== The problem ==
Locate each line with the string "util" in the listing below and copy it.

### Exercise material ###

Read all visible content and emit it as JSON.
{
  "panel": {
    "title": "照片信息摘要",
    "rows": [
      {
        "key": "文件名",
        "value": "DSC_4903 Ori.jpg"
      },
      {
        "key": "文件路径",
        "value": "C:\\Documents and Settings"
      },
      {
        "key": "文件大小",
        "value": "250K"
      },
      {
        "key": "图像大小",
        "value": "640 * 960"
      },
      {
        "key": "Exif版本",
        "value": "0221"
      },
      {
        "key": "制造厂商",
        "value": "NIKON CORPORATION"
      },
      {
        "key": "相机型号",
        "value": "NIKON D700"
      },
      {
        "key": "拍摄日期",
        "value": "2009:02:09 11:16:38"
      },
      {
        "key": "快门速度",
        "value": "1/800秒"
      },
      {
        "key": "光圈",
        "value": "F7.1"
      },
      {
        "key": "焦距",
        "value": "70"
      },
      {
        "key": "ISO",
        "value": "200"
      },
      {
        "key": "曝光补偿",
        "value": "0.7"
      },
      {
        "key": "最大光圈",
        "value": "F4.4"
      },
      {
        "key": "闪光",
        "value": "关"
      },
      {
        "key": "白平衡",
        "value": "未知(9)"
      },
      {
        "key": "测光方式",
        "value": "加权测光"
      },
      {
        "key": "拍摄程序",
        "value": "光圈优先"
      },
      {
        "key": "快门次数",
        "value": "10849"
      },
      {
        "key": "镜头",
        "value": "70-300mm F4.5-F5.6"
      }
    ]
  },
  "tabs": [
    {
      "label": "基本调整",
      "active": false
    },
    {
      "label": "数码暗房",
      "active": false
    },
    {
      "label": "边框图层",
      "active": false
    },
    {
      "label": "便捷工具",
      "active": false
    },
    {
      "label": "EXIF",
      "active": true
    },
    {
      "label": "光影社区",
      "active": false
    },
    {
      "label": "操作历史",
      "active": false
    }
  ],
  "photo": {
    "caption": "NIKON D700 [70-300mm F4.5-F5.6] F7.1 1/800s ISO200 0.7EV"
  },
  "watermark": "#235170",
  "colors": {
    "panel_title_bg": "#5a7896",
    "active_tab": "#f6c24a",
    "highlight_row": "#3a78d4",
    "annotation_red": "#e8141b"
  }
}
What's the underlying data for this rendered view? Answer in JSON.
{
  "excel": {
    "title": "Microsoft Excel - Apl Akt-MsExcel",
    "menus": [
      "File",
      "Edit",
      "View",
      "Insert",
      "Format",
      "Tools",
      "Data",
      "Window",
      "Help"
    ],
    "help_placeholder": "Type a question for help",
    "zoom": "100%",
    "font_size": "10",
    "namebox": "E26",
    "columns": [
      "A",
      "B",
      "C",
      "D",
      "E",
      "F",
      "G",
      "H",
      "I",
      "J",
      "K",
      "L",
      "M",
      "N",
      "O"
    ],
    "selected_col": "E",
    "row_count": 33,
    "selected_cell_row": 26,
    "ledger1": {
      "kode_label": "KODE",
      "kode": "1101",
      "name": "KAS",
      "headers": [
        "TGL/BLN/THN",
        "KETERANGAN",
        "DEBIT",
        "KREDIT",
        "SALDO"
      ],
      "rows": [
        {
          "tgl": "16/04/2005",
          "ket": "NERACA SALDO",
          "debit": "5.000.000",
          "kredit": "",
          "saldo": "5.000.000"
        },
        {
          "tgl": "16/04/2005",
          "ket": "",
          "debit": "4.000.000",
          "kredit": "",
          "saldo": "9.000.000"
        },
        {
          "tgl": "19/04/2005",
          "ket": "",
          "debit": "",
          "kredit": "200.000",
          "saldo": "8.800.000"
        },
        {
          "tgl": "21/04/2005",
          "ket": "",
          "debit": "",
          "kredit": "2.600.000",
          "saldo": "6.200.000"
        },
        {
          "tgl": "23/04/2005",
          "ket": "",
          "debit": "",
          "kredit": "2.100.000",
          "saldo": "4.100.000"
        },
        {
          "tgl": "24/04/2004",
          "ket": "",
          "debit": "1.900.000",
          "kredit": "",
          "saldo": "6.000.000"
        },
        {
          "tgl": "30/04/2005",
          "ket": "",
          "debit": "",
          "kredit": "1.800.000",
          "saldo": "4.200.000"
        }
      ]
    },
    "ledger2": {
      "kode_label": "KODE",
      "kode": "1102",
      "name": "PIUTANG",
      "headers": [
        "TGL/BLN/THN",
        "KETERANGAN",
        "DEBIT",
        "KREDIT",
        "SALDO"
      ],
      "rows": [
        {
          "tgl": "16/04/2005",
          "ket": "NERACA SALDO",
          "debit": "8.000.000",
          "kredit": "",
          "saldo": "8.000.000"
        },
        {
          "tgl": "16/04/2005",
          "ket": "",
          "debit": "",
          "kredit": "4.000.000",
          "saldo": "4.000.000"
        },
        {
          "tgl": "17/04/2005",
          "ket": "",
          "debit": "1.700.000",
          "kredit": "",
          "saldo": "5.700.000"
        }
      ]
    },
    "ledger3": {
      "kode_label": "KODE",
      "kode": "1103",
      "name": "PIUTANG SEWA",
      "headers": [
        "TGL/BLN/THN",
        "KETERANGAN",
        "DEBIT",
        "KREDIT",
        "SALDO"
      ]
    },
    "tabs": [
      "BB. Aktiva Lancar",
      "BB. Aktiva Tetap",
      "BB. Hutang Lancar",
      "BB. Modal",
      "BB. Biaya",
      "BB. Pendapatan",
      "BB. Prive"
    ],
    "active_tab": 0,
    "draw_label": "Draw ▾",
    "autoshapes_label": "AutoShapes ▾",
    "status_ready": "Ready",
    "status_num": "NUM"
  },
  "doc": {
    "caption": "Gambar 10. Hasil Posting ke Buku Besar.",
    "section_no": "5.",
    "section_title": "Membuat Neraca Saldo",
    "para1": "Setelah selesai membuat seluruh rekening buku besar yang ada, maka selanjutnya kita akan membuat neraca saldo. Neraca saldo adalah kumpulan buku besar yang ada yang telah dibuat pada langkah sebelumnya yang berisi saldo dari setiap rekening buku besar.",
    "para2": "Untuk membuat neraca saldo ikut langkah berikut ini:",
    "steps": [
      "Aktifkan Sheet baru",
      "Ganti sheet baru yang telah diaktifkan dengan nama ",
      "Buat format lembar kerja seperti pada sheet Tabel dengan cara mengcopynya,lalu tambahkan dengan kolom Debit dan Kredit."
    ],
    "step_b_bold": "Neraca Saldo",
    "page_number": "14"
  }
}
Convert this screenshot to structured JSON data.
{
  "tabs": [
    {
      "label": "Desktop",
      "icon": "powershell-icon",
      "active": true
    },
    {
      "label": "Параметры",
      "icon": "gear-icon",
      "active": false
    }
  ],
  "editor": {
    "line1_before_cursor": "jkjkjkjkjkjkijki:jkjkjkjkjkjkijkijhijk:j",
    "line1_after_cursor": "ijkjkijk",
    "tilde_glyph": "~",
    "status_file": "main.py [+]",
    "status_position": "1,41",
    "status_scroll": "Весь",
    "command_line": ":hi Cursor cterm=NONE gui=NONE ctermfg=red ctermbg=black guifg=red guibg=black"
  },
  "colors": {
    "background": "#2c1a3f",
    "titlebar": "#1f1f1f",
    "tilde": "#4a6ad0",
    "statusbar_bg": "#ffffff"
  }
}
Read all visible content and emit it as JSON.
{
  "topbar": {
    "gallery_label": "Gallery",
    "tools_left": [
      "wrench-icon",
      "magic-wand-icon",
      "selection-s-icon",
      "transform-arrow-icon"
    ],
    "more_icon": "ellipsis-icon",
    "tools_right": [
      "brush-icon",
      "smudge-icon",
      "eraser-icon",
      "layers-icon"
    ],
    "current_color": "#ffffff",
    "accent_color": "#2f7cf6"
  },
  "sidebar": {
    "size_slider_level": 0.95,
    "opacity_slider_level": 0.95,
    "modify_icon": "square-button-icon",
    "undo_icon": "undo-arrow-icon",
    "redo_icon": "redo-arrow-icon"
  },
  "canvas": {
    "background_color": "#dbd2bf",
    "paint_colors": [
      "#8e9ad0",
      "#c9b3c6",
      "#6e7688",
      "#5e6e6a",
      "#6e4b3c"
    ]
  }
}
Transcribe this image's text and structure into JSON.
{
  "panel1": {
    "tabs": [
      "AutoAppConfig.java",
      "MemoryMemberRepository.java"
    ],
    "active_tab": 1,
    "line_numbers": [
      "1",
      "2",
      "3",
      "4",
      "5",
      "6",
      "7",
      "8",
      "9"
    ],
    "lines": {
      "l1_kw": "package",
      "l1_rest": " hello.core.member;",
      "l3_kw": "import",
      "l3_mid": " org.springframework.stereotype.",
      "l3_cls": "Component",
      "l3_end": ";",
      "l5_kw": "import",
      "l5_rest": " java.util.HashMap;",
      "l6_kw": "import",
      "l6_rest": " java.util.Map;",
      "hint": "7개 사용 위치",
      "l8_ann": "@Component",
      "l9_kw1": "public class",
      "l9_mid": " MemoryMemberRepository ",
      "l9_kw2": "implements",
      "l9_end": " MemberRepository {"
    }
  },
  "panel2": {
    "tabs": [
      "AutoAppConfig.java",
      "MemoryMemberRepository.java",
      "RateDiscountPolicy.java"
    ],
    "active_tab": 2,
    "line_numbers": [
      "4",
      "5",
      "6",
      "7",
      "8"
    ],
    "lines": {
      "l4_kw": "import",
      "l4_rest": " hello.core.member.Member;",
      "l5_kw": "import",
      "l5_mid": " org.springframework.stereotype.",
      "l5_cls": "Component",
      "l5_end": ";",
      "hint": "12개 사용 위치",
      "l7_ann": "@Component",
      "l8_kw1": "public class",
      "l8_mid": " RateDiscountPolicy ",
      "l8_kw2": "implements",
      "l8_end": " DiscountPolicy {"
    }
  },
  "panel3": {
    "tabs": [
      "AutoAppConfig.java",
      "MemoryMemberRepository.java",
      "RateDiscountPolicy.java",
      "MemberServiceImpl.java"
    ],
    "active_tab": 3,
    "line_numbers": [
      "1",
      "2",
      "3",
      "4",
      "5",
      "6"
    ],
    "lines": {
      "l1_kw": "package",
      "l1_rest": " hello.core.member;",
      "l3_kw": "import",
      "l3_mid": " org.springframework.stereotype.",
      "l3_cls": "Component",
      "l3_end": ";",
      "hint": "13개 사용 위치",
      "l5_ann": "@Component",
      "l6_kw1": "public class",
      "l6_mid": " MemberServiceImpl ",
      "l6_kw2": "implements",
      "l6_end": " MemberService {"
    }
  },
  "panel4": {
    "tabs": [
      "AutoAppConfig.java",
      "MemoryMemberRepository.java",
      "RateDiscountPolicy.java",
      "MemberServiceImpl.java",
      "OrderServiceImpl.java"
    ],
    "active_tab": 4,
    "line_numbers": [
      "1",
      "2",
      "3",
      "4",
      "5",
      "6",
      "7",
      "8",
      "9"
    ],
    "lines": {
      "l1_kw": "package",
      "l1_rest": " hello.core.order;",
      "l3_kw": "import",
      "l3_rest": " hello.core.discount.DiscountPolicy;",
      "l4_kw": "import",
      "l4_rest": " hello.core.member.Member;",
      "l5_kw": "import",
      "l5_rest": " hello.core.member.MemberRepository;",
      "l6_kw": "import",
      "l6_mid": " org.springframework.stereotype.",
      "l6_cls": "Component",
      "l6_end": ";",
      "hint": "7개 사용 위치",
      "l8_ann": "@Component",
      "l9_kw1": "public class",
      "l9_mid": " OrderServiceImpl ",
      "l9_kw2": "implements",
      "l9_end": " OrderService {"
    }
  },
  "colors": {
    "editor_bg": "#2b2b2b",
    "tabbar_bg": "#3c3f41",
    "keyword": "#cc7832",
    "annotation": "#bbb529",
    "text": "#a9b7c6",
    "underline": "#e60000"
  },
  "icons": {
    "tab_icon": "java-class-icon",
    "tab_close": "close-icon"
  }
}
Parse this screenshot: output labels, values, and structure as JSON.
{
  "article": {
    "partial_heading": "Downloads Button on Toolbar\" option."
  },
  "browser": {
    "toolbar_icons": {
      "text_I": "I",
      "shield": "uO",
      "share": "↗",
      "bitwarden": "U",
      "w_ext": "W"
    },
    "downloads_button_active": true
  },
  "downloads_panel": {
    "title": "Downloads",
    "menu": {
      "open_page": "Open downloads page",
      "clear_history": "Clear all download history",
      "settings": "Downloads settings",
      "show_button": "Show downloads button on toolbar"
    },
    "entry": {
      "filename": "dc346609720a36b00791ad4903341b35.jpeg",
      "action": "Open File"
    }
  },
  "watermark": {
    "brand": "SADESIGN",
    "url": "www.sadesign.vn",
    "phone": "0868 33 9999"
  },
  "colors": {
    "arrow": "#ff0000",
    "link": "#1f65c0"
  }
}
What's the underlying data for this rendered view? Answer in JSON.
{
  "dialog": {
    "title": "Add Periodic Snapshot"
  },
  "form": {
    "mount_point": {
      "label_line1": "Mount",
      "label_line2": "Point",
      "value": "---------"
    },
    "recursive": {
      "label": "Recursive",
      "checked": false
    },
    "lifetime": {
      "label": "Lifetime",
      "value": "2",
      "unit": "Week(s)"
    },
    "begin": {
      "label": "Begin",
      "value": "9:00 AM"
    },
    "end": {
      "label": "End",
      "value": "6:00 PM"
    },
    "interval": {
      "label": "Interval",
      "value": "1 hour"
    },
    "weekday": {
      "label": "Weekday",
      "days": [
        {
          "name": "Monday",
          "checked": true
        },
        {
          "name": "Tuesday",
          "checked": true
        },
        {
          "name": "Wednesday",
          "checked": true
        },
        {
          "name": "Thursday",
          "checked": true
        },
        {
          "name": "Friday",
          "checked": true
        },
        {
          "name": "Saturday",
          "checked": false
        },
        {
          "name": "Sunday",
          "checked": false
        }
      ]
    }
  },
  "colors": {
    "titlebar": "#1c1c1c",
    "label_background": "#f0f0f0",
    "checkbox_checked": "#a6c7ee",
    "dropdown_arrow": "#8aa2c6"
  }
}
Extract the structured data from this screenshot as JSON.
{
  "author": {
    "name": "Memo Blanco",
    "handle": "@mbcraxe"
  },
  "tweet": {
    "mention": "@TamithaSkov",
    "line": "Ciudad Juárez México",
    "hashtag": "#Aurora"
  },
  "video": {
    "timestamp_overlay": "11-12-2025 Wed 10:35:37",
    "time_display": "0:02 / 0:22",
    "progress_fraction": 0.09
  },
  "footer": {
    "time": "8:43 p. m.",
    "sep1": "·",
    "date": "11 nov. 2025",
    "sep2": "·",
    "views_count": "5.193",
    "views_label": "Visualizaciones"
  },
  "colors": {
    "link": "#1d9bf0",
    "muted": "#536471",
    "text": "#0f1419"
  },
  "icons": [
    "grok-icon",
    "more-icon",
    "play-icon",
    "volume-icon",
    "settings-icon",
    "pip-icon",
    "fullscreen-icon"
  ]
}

###

== Answer for this exercise ==
      "l5_rest": " java.util.HashMap;",
      "l6_rest": " java.util.Map;",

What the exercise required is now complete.